====== Data section

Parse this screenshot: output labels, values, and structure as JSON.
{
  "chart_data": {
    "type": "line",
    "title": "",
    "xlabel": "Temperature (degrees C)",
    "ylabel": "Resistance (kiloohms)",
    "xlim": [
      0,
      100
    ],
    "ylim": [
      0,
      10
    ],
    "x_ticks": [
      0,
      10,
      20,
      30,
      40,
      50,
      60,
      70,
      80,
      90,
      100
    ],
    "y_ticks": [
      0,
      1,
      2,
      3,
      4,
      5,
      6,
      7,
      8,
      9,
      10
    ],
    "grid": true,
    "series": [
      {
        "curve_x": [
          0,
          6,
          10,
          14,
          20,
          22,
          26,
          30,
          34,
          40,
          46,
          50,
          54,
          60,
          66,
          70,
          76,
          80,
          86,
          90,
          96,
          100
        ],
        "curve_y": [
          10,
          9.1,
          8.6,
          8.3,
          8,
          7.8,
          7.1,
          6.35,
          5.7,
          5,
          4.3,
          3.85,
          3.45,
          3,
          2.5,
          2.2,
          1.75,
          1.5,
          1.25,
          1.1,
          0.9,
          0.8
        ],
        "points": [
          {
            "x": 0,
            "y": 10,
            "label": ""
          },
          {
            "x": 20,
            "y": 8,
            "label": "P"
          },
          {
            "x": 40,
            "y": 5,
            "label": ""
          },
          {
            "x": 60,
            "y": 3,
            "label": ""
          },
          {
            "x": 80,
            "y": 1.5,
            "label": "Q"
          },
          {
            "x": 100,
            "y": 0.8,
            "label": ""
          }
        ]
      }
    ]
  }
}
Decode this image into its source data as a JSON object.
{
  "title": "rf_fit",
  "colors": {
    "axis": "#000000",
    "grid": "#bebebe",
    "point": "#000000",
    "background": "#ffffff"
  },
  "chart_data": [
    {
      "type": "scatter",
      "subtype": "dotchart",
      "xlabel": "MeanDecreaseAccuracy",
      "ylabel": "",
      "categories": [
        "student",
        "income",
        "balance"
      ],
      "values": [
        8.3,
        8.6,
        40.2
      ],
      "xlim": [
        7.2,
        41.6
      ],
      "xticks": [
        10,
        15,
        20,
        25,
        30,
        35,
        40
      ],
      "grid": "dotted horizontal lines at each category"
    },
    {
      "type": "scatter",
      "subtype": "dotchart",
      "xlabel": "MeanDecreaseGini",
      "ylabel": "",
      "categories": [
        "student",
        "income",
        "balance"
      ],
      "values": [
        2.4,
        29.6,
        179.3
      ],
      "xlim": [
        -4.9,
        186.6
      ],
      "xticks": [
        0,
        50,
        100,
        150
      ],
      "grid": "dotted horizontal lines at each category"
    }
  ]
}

============

◆ **Task to complete**:
Copy the lines from the entries above in which the word "JSON" appears.

◆ **Exercise answer**:
Parse this screenshot: output labels, values, and structure as JSON.
Decode this image into its source data as a JSON object.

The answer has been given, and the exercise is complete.